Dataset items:
* begin *

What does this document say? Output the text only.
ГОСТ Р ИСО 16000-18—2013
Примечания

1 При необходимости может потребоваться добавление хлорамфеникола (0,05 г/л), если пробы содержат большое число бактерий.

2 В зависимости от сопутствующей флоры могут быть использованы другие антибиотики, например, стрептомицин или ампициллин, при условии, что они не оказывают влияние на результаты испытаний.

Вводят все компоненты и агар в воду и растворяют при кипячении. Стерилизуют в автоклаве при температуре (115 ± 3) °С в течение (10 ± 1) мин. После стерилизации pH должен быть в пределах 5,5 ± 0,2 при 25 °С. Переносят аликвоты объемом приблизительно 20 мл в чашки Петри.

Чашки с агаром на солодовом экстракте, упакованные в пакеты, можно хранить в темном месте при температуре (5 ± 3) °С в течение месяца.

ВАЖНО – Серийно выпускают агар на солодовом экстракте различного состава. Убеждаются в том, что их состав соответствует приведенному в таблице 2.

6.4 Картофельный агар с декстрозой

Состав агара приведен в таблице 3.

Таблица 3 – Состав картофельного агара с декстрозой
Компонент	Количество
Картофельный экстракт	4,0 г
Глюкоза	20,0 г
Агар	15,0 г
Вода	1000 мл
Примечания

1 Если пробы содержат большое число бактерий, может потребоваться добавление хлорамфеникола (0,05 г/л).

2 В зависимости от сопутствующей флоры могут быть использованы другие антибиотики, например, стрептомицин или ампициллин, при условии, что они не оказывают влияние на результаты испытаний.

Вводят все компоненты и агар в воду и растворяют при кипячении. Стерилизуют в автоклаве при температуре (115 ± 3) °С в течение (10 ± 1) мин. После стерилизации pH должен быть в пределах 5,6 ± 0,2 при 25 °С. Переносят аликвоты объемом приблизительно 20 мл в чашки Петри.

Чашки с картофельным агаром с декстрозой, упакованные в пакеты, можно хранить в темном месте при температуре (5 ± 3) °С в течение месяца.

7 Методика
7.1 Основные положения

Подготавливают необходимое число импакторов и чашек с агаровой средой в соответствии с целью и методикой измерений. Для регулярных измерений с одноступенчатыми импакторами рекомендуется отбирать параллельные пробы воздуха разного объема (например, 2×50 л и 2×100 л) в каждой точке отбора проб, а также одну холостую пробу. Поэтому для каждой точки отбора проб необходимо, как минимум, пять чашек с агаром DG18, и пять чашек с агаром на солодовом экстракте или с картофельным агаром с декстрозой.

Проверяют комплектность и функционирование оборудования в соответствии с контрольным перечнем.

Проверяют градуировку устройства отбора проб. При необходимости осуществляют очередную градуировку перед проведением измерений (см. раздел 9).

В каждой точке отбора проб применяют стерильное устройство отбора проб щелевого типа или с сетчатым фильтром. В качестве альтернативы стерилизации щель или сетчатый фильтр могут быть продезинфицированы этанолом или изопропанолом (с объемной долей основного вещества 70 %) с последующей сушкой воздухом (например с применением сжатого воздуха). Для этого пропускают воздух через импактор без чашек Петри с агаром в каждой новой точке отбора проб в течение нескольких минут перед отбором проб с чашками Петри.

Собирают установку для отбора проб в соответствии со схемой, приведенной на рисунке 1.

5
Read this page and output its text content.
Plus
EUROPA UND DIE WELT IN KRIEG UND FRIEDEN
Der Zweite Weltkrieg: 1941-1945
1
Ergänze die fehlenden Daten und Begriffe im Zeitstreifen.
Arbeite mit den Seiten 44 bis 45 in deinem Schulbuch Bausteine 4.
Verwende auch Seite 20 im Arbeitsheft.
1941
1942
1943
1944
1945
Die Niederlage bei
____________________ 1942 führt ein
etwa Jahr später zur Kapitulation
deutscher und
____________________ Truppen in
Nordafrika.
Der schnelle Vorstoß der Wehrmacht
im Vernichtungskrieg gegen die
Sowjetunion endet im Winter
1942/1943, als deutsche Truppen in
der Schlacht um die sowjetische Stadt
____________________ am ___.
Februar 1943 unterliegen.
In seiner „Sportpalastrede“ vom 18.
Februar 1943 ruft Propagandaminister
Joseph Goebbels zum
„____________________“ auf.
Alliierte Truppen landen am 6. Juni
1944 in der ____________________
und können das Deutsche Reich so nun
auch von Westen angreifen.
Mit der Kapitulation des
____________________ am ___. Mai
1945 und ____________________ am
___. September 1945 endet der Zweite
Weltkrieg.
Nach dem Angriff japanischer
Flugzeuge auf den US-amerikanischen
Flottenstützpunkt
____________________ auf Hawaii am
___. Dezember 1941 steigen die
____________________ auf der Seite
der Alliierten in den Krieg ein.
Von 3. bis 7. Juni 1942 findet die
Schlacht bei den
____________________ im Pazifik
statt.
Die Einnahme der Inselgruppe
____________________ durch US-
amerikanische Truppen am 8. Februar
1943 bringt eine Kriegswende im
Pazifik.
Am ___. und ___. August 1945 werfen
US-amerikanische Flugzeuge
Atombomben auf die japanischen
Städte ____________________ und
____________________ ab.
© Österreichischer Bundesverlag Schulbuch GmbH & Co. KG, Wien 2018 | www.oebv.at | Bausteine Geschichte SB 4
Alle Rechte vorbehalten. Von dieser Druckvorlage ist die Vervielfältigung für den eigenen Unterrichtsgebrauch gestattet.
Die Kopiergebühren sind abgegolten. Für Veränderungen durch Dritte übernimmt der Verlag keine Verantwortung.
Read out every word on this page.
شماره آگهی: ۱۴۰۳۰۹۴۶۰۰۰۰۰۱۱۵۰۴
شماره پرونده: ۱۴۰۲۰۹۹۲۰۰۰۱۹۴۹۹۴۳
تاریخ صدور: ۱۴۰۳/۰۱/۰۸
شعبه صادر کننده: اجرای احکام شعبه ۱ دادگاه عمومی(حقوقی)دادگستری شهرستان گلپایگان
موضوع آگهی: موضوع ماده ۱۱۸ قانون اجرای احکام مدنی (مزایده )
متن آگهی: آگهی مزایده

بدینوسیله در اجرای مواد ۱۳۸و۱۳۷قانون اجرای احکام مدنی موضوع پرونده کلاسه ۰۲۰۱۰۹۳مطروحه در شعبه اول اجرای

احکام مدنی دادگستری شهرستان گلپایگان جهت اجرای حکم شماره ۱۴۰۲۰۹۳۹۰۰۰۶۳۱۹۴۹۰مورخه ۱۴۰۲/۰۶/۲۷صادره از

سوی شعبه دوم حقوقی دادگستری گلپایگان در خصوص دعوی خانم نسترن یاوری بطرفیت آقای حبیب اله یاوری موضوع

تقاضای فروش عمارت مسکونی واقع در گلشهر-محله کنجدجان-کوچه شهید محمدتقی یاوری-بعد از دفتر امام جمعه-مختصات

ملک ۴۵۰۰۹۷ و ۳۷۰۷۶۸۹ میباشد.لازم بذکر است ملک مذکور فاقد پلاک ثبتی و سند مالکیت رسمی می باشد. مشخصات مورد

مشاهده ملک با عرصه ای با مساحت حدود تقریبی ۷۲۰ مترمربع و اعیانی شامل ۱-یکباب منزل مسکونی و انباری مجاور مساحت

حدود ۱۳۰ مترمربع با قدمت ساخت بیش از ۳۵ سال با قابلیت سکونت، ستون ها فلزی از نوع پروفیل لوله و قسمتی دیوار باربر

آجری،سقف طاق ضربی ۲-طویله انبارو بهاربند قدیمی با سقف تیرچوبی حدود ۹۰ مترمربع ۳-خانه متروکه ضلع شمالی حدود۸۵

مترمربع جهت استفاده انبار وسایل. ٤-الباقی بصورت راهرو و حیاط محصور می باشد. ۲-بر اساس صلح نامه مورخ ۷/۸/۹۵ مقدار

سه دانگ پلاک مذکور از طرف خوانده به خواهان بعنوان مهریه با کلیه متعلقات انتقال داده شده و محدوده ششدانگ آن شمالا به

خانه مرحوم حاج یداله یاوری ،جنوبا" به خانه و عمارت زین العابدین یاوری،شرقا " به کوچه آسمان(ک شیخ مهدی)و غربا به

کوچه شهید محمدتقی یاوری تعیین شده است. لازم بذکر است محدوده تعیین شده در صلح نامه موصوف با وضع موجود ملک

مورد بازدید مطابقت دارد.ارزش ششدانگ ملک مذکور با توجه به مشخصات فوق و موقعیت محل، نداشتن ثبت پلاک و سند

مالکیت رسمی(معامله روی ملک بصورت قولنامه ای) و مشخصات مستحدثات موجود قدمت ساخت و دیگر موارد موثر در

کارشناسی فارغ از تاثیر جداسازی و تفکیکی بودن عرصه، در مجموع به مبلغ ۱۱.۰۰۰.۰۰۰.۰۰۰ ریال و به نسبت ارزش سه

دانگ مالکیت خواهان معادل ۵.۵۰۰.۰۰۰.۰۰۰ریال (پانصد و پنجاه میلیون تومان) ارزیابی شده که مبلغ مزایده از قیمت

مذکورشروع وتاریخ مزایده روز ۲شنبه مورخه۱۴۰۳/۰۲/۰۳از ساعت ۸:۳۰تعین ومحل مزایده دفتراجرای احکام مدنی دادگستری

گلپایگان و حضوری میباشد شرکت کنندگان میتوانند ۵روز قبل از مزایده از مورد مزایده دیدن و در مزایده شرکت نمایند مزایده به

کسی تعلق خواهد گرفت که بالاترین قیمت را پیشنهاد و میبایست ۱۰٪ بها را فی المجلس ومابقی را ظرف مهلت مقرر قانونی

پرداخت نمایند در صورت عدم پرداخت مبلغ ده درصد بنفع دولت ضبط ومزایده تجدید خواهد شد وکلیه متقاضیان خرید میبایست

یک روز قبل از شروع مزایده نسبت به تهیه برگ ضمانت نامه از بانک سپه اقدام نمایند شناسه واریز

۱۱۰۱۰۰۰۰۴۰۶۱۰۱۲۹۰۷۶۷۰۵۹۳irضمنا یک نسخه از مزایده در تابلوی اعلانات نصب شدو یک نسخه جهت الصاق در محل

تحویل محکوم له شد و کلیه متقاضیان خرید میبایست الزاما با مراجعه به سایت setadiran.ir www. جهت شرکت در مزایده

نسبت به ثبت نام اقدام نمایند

* end *

*DIRECTION*
Among the records above, find each line holding the string "خرید" and pull it out.

*EXPECTED OUTPUT*
پرداخت نمایند در صورت عدم پرداخت مبلغ ده درصد بنفع دولت ضبط ومزایده تجدید خواهد شد وکلیه متقاضیان خرید میبایست
تحویل محکوم له شد و کلیه متقاضیان خرید میبایست الزاما با مراجعه به سایت setadiran.ir www. جهت شرکت در مزایده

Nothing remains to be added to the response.